| What you should do |
Go through the data below and copy it exactly, skipping every picture.

+++ Stored rows +++

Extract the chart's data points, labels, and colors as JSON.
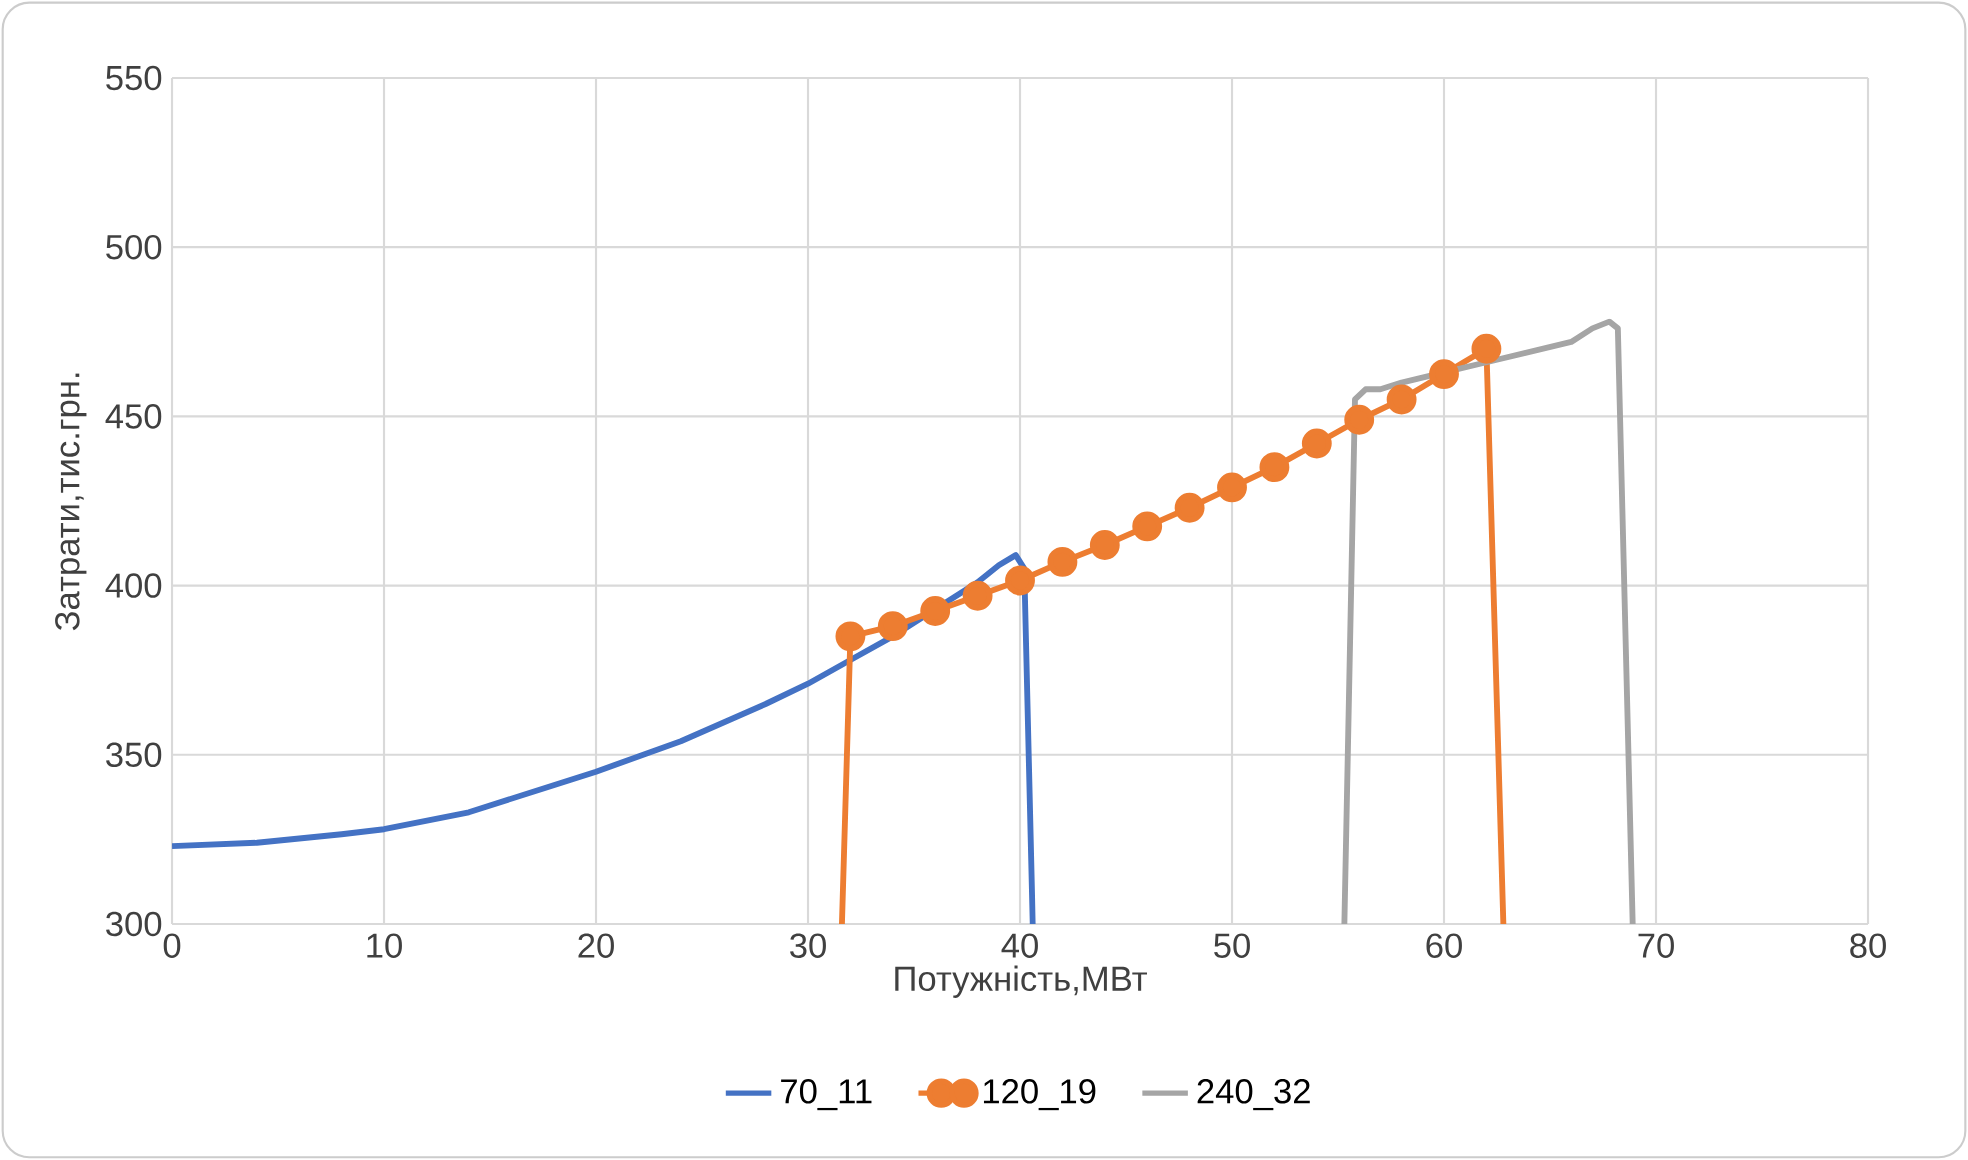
{
  "chart_data": {
    "type": "line",
    "xlabel": "Потужність,МВт",
    "ylabel": "Затрати,тис.грн.",
    "xlim": [
      0,
      80
    ],
    "xticks": [
      0,
      10,
      20,
      30,
      40,
      50,
      60,
      70,
      80
    ],
    "ylim": [
      300,
      550
    ],
    "yticks": [
      300,
      350,
      400,
      450,
      500,
      550
    ],
    "grid": true,
    "legend": "bottom",
    "series": [
      {
        "name": "70_11",
        "color": "#4472c4",
        "marker": "none",
        "x": [
          0,
          4,
          8,
          10,
          14,
          18,
          20,
          24,
          28,
          30,
          32,
          34,
          36,
          38,
          39,
          39.8,
          40.2,
          40.6
        ],
        "values": [
          323,
          324,
          326.5,
          328,
          333,
          341,
          345,
          354,
          365,
          371,
          378,
          385,
          393,
          401,
          406,
          409,
          405,
          300
        ]
      },
      {
        "name": "120_19",
        "color": "#ed7d31",
        "marker": "circle",
        "x": [
          31.6,
          32,
          34,
          36,
          38,
          40,
          42,
          44,
          46,
          48,
          50,
          52,
          54,
          56,
          58,
          60,
          62,
          62.8
        ],
        "values": [
          300,
          385,
          388,
          392.5,
          397,
          401.5,
          407,
          412,
          417.5,
          423,
          429,
          435,
          442,
          449,
          455,
          462.5,
          470,
          300
        ]
      },
      {
        "name": "240_32",
        "color": "#a5a5a5",
        "marker": "none",
        "x": [
          55.3,
          55.8,
          56.3,
          57,
          58,
          60,
          62,
          64,
          66,
          67,
          67.8,
          68.2,
          68.9
        ],
        "values": [
          300,
          455,
          458,
          458,
          460,
          463,
          466,
          469,
          472,
          476,
          478,
          476,
          300
        ]
      }
    ]
  }
}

+++

| Answer for the task |
Extract the chart's data points, labels, and colors as JSON.
{
  "chart_data": {
    "type": "line",
    "xlabel": "Потужність,МВт",
    "ylabel": "Затрати,тис.грн.",
    "xlim": [
      0,
      80
    ],
    "xticks": [
      0,
      10,
      20,
      30,
      40,
      50,
      60,
      70,
      80
    ],
    "ylim": [
      300,
      550
    ],
    "yticks": [
      300,
      350,
      400,
      450,
      500,
      550
    ],
    "grid": true,
    "legend": "bottom",
    "series": [
      {
        "name": "70_11",
        "color": "#4472c4",
        "marker": "none",
        "x": [
          0,
          4,
          8,
          10,
          14,
          18,
          20,
          24,
          28,
          30,
          32,
          34,
          36,
          38,
          39,
          39.8,
          40.2,
          40.6
        ],
        "values": [
          323,
          324,
          326.5,
          328,
          333,
          341,
          345,
          354,
          365,
          371,
          378,
          385,
          393,
          401,
          406,
          409,
          405,
          300
        ]
      },
      {
        "name": "120_19",
        "color": "#ed7d31",
        "marker": "circle",
        "x": [
          31.6,
          32,
          34,
          36,
          38,
          40,
          42,
          44,
          46,
          48,
          50,
          52,
          54,
          56,
          58,
          60,
          62,
          62.8
        ],
        "values": [
          300,
          385,
          388,
          392.5,
          397,
          401.5,
          407,
          412,
          417.5,
          423,
          429,
          435,
          442,
          449,
          455,
          462.5,
          470,
          300
        ]
      },
      {
        "name": "240_32",
        "color": "#a5a5a5",
        "marker": "none",
        "x": [
          55.3,
          55.8,
          56.3,
          57,
          58,
          60,
          62,
          64,
          66,
          67,
          67.8,
          68.2,
          68.9
        ],
        "values": [
          300,
          455,
          458,
          458,
          460,
          463,
          466,
          469,
          472,
          476,
          478,
          476,
          300
        ]
      }
    ]
  }
}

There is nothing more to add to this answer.